— Begin —
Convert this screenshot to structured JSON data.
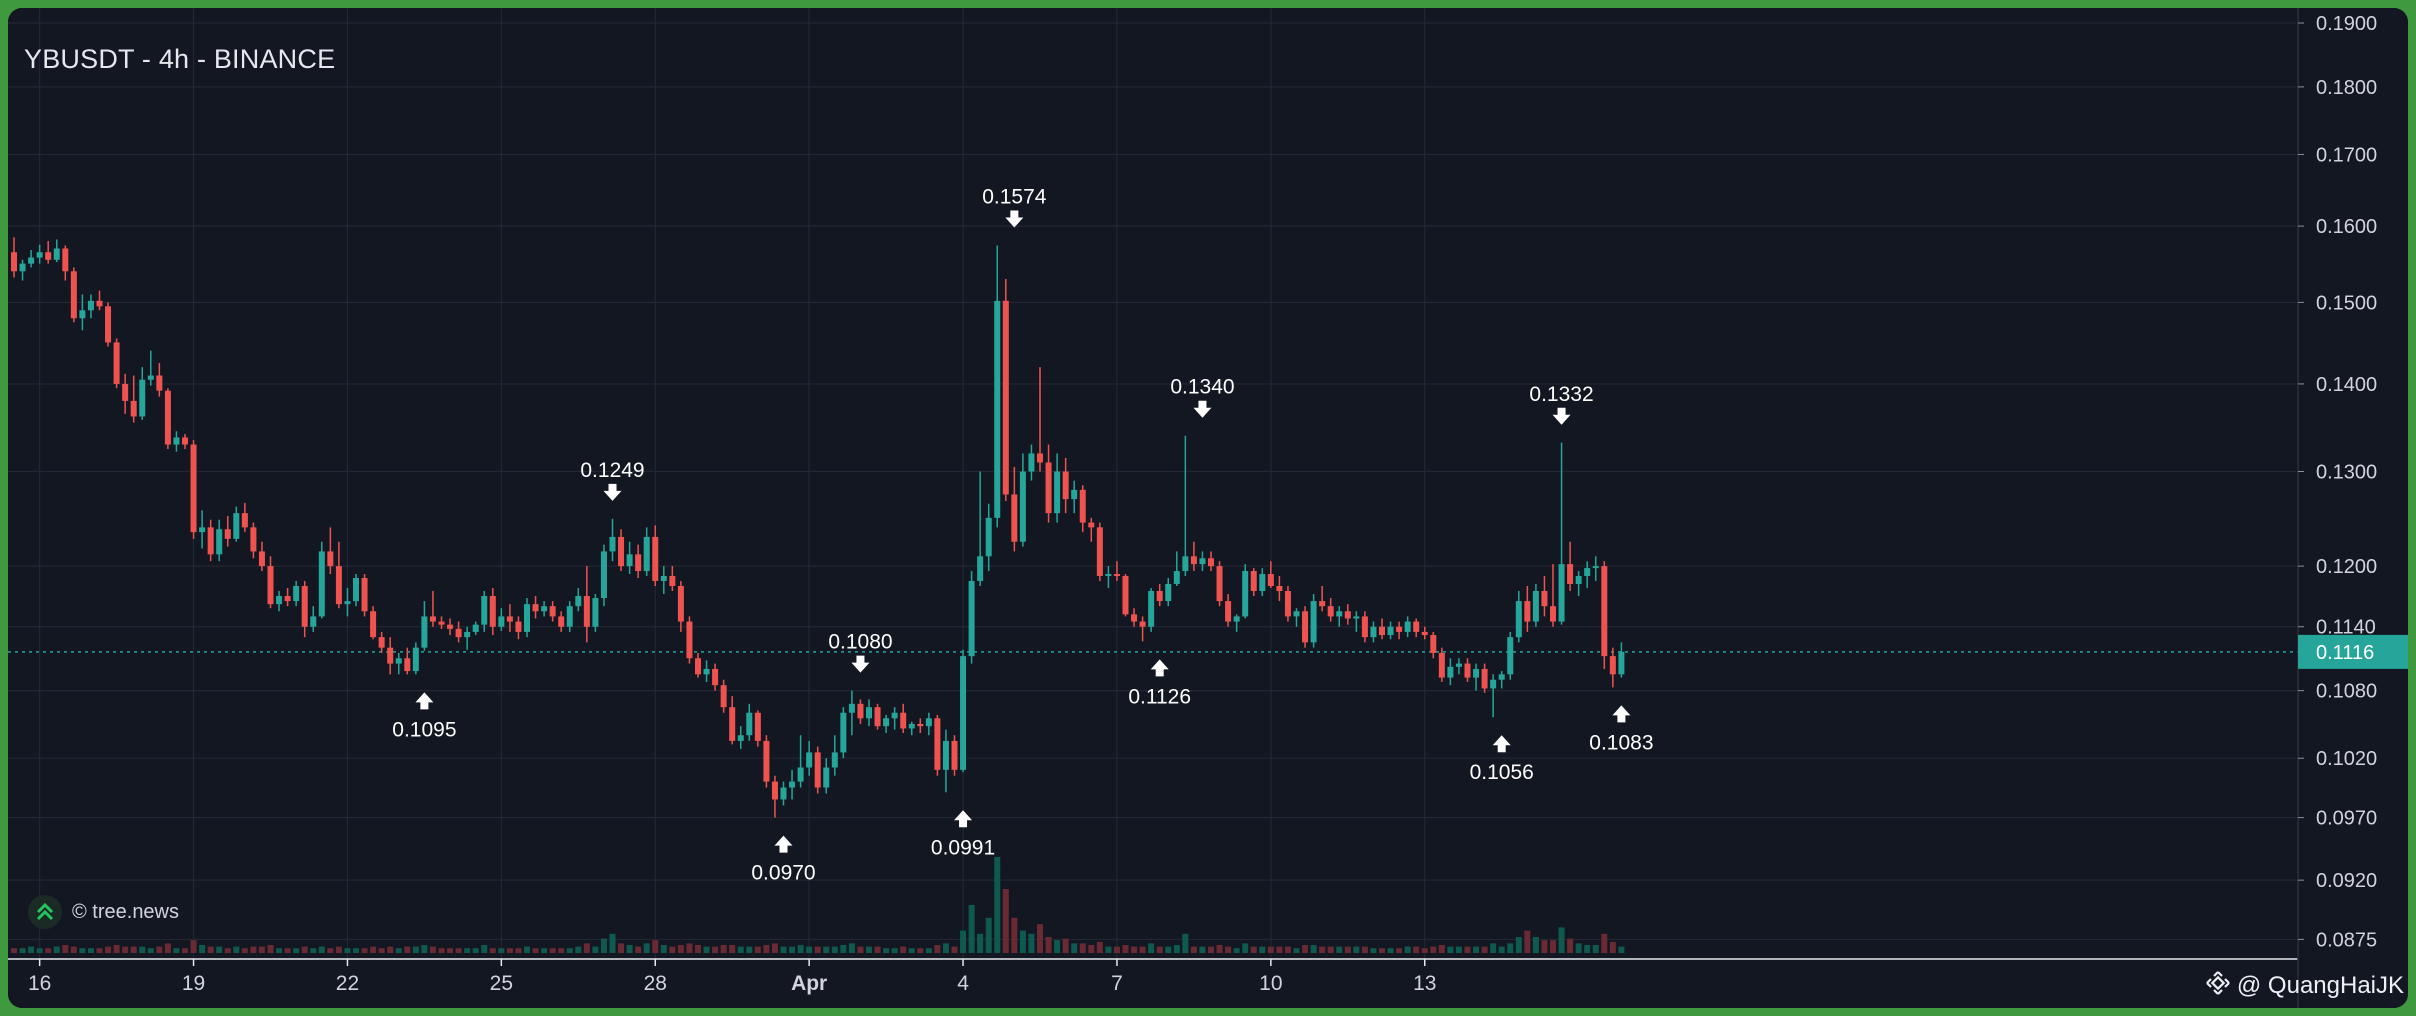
{
  "title": "YBUSDT - 4h - BINANCE",
  "source_badge": "© tree.news",
  "watermark": "@ QuangHaiJK",
  "colors": {
    "background": "#131722",
    "grid": "#232733",
    "up": "#26a69a",
    "down": "#ef5350",
    "up_volume": "#0f5a4f",
    "down_volume": "#6a2a34",
    "current_price_line": "#26a69a",
    "label_text": "#ffffff",
    "axis_text": "#d1d4dc",
    "frame": "#3f9a3f"
  },
  "icons": {
    "high_marker": "arrow-down-icon",
    "low_marker": "arrow-up-icon",
    "badge": "tree-news-logo-icon",
    "watermark": "binance-logo-icon"
  },
  "chart_data": {
    "type": "candlestick",
    "symbol": "YBUSDT",
    "interval": "4h",
    "exchange": "BINANCE",
    "y_scale": "log",
    "ylim": [
      0.0865,
      0.19
    ],
    "grid": true,
    "y_ticks": [
      "0.1900",
      "0.1800",
      "0.1700",
      "0.1600",
      "0.1500",
      "0.1400",
      "0.1300",
      "0.1200",
      "0.1140",
      "0.1080",
      "0.1020",
      "0.0970",
      "0.0920",
      "0.0875"
    ],
    "x_ticks": [
      {
        "label": "16",
        "bold": false
      },
      {
        "label": "19",
        "bold": false
      },
      {
        "label": "22",
        "bold": false
      },
      {
        "label": "25",
        "bold": false
      },
      {
        "label": "28",
        "bold": false
      },
      {
        "label": "Apr",
        "bold": true
      },
      {
        "label": "4",
        "bold": false
      },
      {
        "label": "7",
        "bold": false
      },
      {
        "label": "10",
        "bold": false
      },
      {
        "label": "13",
        "bold": false
      }
    ],
    "current_price": "0.1116",
    "annotations": [
      {
        "label": "0.1574",
        "type": "high",
        "price": 0.1574,
        "candle_index": 117
      },
      {
        "label": "0.1340",
        "type": "high",
        "price": 0.134,
        "candle_index": 139
      },
      {
        "label": "0.1332",
        "type": "high",
        "price": 0.1332,
        "candle_index": 181
      },
      {
        "label": "0.1249",
        "type": "high",
        "price": 0.1249,
        "candle_index": 70
      },
      {
        "label": "0.1080",
        "type": "high",
        "price": 0.108,
        "candle_index": 99
      },
      {
        "label": "0.1095",
        "type": "low",
        "price": 0.1095,
        "candle_index": 48
      },
      {
        "label": "0.0970",
        "type": "low",
        "price": 0.097,
        "candle_index": 90
      },
      {
        "label": "0.0991",
        "type": "low",
        "price": 0.0991,
        "candle_index": 111
      },
      {
        "label": "0.1126",
        "type": "low",
        "price": 0.1126,
        "candle_index": 134
      },
      {
        "label": "0.1056",
        "type": "low",
        "price": 0.1056,
        "candle_index": 174
      },
      {
        "label": "0.1083",
        "type": "low",
        "price": 0.1083,
        "candle_index": 188
      }
    ],
    "candles": [
      [
        0.1565,
        0.1585,
        0.1532,
        0.154
      ],
      [
        0.154,
        0.1555,
        0.1528,
        0.155
      ],
      [
        0.155,
        0.1568,
        0.1545,
        0.1558
      ],
      [
        0.1558,
        0.1575,
        0.155,
        0.1565
      ],
      [
        0.1565,
        0.158,
        0.155,
        0.1555
      ],
      [
        0.1555,
        0.1582,
        0.1552,
        0.157
      ],
      [
        0.157,
        0.1574,
        0.1528,
        0.154
      ],
      [
        0.154,
        0.1545,
        0.1475,
        0.148
      ],
      [
        0.148,
        0.151,
        0.1465,
        0.149
      ],
      [
        0.149,
        0.151,
        0.148,
        0.1502
      ],
      [
        0.1502,
        0.1515,
        0.149,
        0.1495
      ],
      [
        0.1495,
        0.15,
        0.1445,
        0.145
      ],
      [
        0.145,
        0.1455,
        0.1395,
        0.14
      ],
      [
        0.14,
        0.1412,
        0.1365,
        0.138
      ],
      [
        0.138,
        0.141,
        0.1355,
        0.1362
      ],
      [
        0.1362,
        0.142,
        0.1358,
        0.1405
      ],
      [
        0.1405,
        0.144,
        0.1398,
        0.141
      ],
      [
        0.141,
        0.1425,
        0.1385,
        0.1392
      ],
      [
        0.1392,
        0.1395,
        0.1325,
        0.133
      ],
      [
        0.133,
        0.1345,
        0.1322,
        0.1338
      ],
      [
        0.1338,
        0.1342,
        0.1325,
        0.133
      ],
      [
        0.133,
        0.1335,
        0.1228,
        0.1235
      ],
      [
        0.1235,
        0.1258,
        0.1218,
        0.124
      ],
      [
        0.124,
        0.1248,
        0.1205,
        0.1212
      ],
      [
        0.1212,
        0.1248,
        0.1205,
        0.1238
      ],
      [
        0.1238,
        0.1252,
        0.122,
        0.1228
      ],
      [
        0.1228,
        0.1262,
        0.1225,
        0.1255
      ],
      [
        0.1255,
        0.1266,
        0.1235,
        0.124
      ],
      [
        0.124,
        0.1245,
        0.1208,
        0.1215
      ],
      [
        0.1215,
        0.1225,
        0.1195,
        0.12
      ],
      [
        0.12,
        0.121,
        0.1158,
        0.1162
      ],
      [
        0.1162,
        0.1175,
        0.1155,
        0.117
      ],
      [
        0.117,
        0.1178,
        0.116,
        0.1165
      ],
      [
        0.1165,
        0.1185,
        0.116,
        0.118
      ],
      [
        0.118,
        0.1185,
        0.113,
        0.114
      ],
      [
        0.114,
        0.116,
        0.1135,
        0.115
      ],
      [
        0.115,
        0.1225,
        0.1148,
        0.1215
      ],
      [
        0.1215,
        0.124,
        0.1192,
        0.12
      ],
      [
        0.12,
        0.1225,
        0.1158,
        0.1162
      ],
      [
        0.1162,
        0.1178,
        0.115,
        0.1165
      ],
      [
        0.1165,
        0.1192,
        0.116,
        0.1188
      ],
      [
        0.1188,
        0.1192,
        0.115,
        0.1155
      ],
      [
        0.1155,
        0.116,
        0.1128,
        0.113
      ],
      [
        0.113,
        0.1135,
        0.1115,
        0.112
      ],
      [
        0.112,
        0.113,
        0.1095,
        0.1105
      ],
      [
        0.1105,
        0.1115,
        0.1095,
        0.111
      ],
      [
        0.111,
        0.112,
        0.1095,
        0.1098
      ],
      [
        0.1098,
        0.1125,
        0.1095,
        0.112
      ],
      [
        0.112,
        0.1165,
        0.1117,
        0.115
      ],
      [
        0.115,
        0.1175,
        0.114,
        0.1145
      ],
      [
        0.1145,
        0.115,
        0.1138,
        0.1142
      ],
      [
        0.1142,
        0.1148,
        0.1132,
        0.1138
      ],
      [
        0.1138,
        0.1145,
        0.1125,
        0.113
      ],
      [
        0.113,
        0.114,
        0.1118,
        0.1135
      ],
      [
        0.1135,
        0.1145,
        0.1132,
        0.1142
      ],
      [
        0.1142,
        0.1175,
        0.1135,
        0.117
      ],
      [
        0.117,
        0.1178,
        0.1132,
        0.114
      ],
      [
        0.114,
        0.1158,
        0.1136,
        0.115
      ],
      [
        0.115,
        0.1162,
        0.1135,
        0.1145
      ],
      [
        0.1145,
        0.115,
        0.1128,
        0.1135
      ],
      [
        0.1135,
        0.1168,
        0.113,
        0.1162
      ],
      [
        0.1162,
        0.117,
        0.1148,
        0.1155
      ],
      [
        0.1155,
        0.1165,
        0.115,
        0.116
      ],
      [
        0.116,
        0.1165,
        0.1145,
        0.115
      ],
      [
        0.115,
        0.1155,
        0.1135,
        0.114
      ],
      [
        0.114,
        0.1165,
        0.1135,
        0.116
      ],
      [
        0.116,
        0.1178,
        0.1155,
        0.117
      ],
      [
        0.117,
        0.12,
        0.1125,
        0.114
      ],
      [
        0.114,
        0.1172,
        0.1135,
        0.1168
      ],
      [
        0.1168,
        0.1222,
        0.116,
        0.1215
      ],
      [
        0.1215,
        0.1249,
        0.1205,
        0.123
      ],
      [
        0.123,
        0.1238,
        0.1195,
        0.12
      ],
      [
        0.12,
        0.1225,
        0.1192,
        0.1212
      ],
      [
        0.1212,
        0.1222,
        0.1188,
        0.1195
      ],
      [
        0.1195,
        0.124,
        0.119,
        0.123
      ],
      [
        0.123,
        0.1242,
        0.118,
        0.1185
      ],
      [
        0.1185,
        0.12,
        0.1172,
        0.119
      ],
      [
        0.119,
        0.12,
        0.1175,
        0.118
      ],
      [
        0.118,
        0.1185,
        0.1135,
        0.1145
      ],
      [
        0.1145,
        0.115,
        0.1105,
        0.111
      ],
      [
        0.111,
        0.1115,
        0.1092,
        0.1095
      ],
      [
        0.1095,
        0.1108,
        0.1088,
        0.11
      ],
      [
        0.11,
        0.1105,
        0.108,
        0.1085
      ],
      [
        0.1085,
        0.109,
        0.106,
        0.1065
      ],
      [
        0.1065,
        0.1075,
        0.1032,
        0.1035
      ],
      [
        0.1035,
        0.1048,
        0.1028,
        0.104
      ],
      [
        0.104,
        0.1068,
        0.1035,
        0.106
      ],
      [
        0.106,
        0.1062,
        0.103,
        0.1035
      ],
      [
        0.1035,
        0.104,
        0.0995,
        0.1
      ],
      [
        0.1,
        0.1005,
        0.097,
        0.0985
      ],
      [
        0.0985,
        0.1,
        0.098,
        0.0995
      ],
      [
        0.0995,
        0.101,
        0.0985,
        0.1
      ],
      [
        0.1,
        0.104,
        0.0995,
        0.1012
      ],
      [
        0.1012,
        0.1035,
        0.1005,
        0.1025
      ],
      [
        0.1025,
        0.103,
        0.099,
        0.0995
      ],
      [
        0.0995,
        0.102,
        0.099,
        0.1012
      ],
      [
        0.1012,
        0.104,
        0.1005,
        0.1025
      ],
      [
        0.1025,
        0.1065,
        0.102,
        0.106
      ],
      [
        0.106,
        0.108,
        0.104,
        0.1068
      ],
      [
        0.1068,
        0.1072,
        0.105,
        0.1055
      ],
      [
        0.1055,
        0.1072,
        0.1048,
        0.1065
      ],
      [
        0.1065,
        0.1068,
        0.1045,
        0.1048
      ],
      [
        0.1048,
        0.1058,
        0.1042,
        0.1055
      ],
      [
        0.1055,
        0.1065,
        0.1045,
        0.106
      ],
      [
        0.106,
        0.1068,
        0.1042,
        0.1046
      ],
      [
        0.1046,
        0.1052,
        0.104,
        0.105
      ],
      [
        0.105,
        0.1055,
        0.1042,
        0.1048
      ],
      [
        0.1048,
        0.106,
        0.104,
        0.1055
      ],
      [
        0.1055,
        0.1058,
        0.1005,
        0.101
      ],
      [
        0.101,
        0.1045,
        0.0991,
        0.1035
      ],
      [
        0.1035,
        0.104,
        0.1005,
        0.101
      ],
      [
        0.101,
        0.1118,
        0.1008,
        0.1112
      ],
      [
        0.1112,
        0.1195,
        0.1105,
        0.1185
      ],
      [
        0.1185,
        0.13,
        0.118,
        0.121
      ],
      [
        0.121,
        0.1265,
        0.1195,
        0.125
      ],
      [
        0.125,
        0.1574,
        0.124,
        0.1502
      ],
      [
        0.1502,
        0.153,
        0.1268,
        0.1275
      ],
      [
        0.1275,
        0.1305,
        0.1215,
        0.1225
      ],
      [
        0.1225,
        0.132,
        0.122,
        0.13
      ],
      [
        0.13,
        0.133,
        0.129,
        0.132
      ],
      [
        0.132,
        0.142,
        0.13,
        0.131
      ],
      [
        0.131,
        0.133,
        0.1245,
        0.1255
      ],
      [
        0.1255,
        0.132,
        0.1245,
        0.13
      ],
      [
        0.13,
        0.1315,
        0.1255,
        0.127
      ],
      [
        0.127,
        0.129,
        0.1255,
        0.128
      ],
      [
        0.128,
        0.1285,
        0.1235,
        0.1245
      ],
      [
        0.1245,
        0.125,
        0.1225,
        0.124
      ],
      [
        0.124,
        0.1245,
        0.1185,
        0.119
      ],
      [
        0.119,
        0.12,
        0.1178,
        0.1192
      ],
      [
        0.1192,
        0.1205,
        0.1185,
        0.119
      ],
      [
        0.119,
        0.1192,
        0.115,
        0.1152
      ],
      [
        0.1152,
        0.1158,
        0.114,
        0.1145
      ],
      [
        0.1145,
        0.115,
        0.1126,
        0.114
      ],
      [
        0.114,
        0.1178,
        0.1135,
        0.1175
      ],
      [
        0.1175,
        0.1182,
        0.116,
        0.1165
      ],
      [
        0.1165,
        0.1188,
        0.116,
        0.1182
      ],
      [
        0.1182,
        0.1215,
        0.118,
        0.1195
      ],
      [
        0.1195,
        0.134,
        0.119,
        0.121
      ],
      [
        0.121,
        0.1225,
        0.1195,
        0.1202
      ],
      [
        0.1202,
        0.1215,
        0.1195,
        0.1208
      ],
      [
        0.1208,
        0.1215,
        0.1195,
        0.12
      ],
      [
        0.12,
        0.1205,
        0.116,
        0.1165
      ],
      [
        0.1165,
        0.1172,
        0.114,
        0.1145
      ],
      [
        0.1145,
        0.1152,
        0.1135,
        0.115
      ],
      [
        0.115,
        0.1202,
        0.1148,
        0.1195
      ],
      [
        0.1195,
        0.1198,
        0.117,
        0.1175
      ],
      [
        0.1175,
        0.1198,
        0.117,
        0.1192
      ],
      [
        0.1192,
        0.1205,
        0.1178,
        0.118
      ],
      [
        0.118,
        0.119,
        0.1165,
        0.1175
      ],
      [
        0.1175,
        0.118,
        0.1145,
        0.115
      ],
      [
        0.115,
        0.1158,
        0.114,
        0.1155
      ],
      [
        0.1155,
        0.116,
        0.112,
        0.1125
      ],
      [
        0.1125,
        0.1172,
        0.112,
        0.1165
      ],
      [
        0.1165,
        0.118,
        0.1155,
        0.116
      ],
      [
        0.116,
        0.1168,
        0.1145,
        0.115
      ],
      [
        0.115,
        0.116,
        0.114,
        0.1155
      ],
      [
        0.1155,
        0.1162,
        0.1142,
        0.1148
      ],
      [
        0.1148,
        0.1155,
        0.1135,
        0.115
      ],
      [
        0.115,
        0.1155,
        0.1125,
        0.113
      ],
      [
        0.113,
        0.1145,
        0.1125,
        0.114
      ],
      [
        0.114,
        0.1148,
        0.1128,
        0.1132
      ],
      [
        0.1132,
        0.1145,
        0.1128,
        0.114
      ],
      [
        0.114,
        0.1145,
        0.1128,
        0.1135
      ],
      [
        0.1135,
        0.115,
        0.113,
        0.1145
      ],
      [
        0.1145,
        0.1148,
        0.113,
        0.1135
      ],
      [
        0.1135,
        0.114,
        0.1128,
        0.1132
      ],
      [
        0.1132,
        0.1135,
        0.111,
        0.1115
      ],
      [
        0.1115,
        0.112,
        0.1088,
        0.1092
      ],
      [
        0.1092,
        0.111,
        0.1085,
        0.1102
      ],
      [
        0.1102,
        0.111,
        0.1095,
        0.1105
      ],
      [
        0.1105,
        0.111,
        0.1088,
        0.1092
      ],
      [
        0.1092,
        0.1105,
        0.108,
        0.11
      ],
      [
        0.11,
        0.1105,
        0.1078,
        0.1082
      ],
      [
        0.1082,
        0.1095,
        0.1056,
        0.109
      ],
      [
        0.109,
        0.1098,
        0.1082,
        0.1095
      ],
      [
        0.1095,
        0.1135,
        0.109,
        0.113
      ],
      [
        0.113,
        0.1175,
        0.1125,
        0.1165
      ],
      [
        0.1165,
        0.118,
        0.1135,
        0.1145
      ],
      [
        0.1145,
        0.1182,
        0.114,
        0.1175
      ],
      [
        0.1175,
        0.119,
        0.115,
        0.116
      ],
      [
        0.116,
        0.1202,
        0.114,
        0.1145
      ],
      [
        0.1145,
        0.1332,
        0.1142,
        0.1202
      ],
      [
        0.1202,
        0.1225,
        0.1175,
        0.1182
      ],
      [
        0.1182,
        0.1195,
        0.117,
        0.119
      ],
      [
        0.119,
        0.1205,
        0.1178,
        0.1198
      ],
      [
        0.1198,
        0.121,
        0.1185,
        0.12
      ],
      [
        0.12,
        0.1205,
        0.11,
        0.1112
      ],
      [
        0.1112,
        0.112,
        0.1083,
        0.1095
      ],
      [
        0.1095,
        0.1125,
        0.1092,
        0.1116
      ]
    ],
    "volumes": [
      3,
      3,
      4,
      3,
      3,
      4,
      5,
      4,
      3,
      3,
      3,
      4,
      5,
      4,
      4,
      4,
      3,
      4,
      6,
      3,
      3,
      8,
      5,
      4,
      4,
      3,
      4,
      3,
      4,
      4,
      5,
      3,
      3,
      3,
      4,
      3,
      4,
      3,
      4,
      3,
      3,
      3,
      4,
      3,
      4,
      3,
      4,
      4,
      5,
      4,
      3,
      3,
      3,
      3,
      3,
      5,
      3,
      3,
      3,
      3,
      4,
      3,
      3,
      3,
      3,
      3,
      4,
      6,
      4,
      9,
      12,
      6,
      5,
      4,
      6,
      8,
      5,
      4,
      5,
      6,
      5,
      4,
      4,
      5,
      5,
      4,
      4,
      4,
      5,
      6,
      4,
      4,
      5,
      4,
      4,
      4,
      4,
      5,
      6,
      4,
      4,
      4,
      3,
      3,
      4,
      3,
      3,
      3,
      5,
      6,
      4,
      14,
      30,
      12,
      22,
      60,
      40,
      22,
      14,
      12,
      18,
      10,
      8,
      9,
      6,
      6,
      5,
      7,
      4,
      4,
      5,
      4,
      4,
      6,
      4,
      4,
      5,
      12,
      4,
      4,
      4,
      5,
      4,
      3,
      6,
      4,
      4,
      4,
      4,
      4,
      3,
      5,
      5,
      4,
      4,
      4,
      4,
      4,
      4,
      3,
      3,
      3,
      3,
      4,
      4,
      3,
      4,
      5,
      4,
      4,
      4,
      4,
      4,
      6,
      4,
      6,
      10,
      14,
      10,
      8,
      8,
      16,
      9,
      6,
      5,
      5,
      12,
      7,
      4
    ]
  }
}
— End —
Provide solely the number of lines in the data that include the word "logo".

* EXPECTED ANSWER
2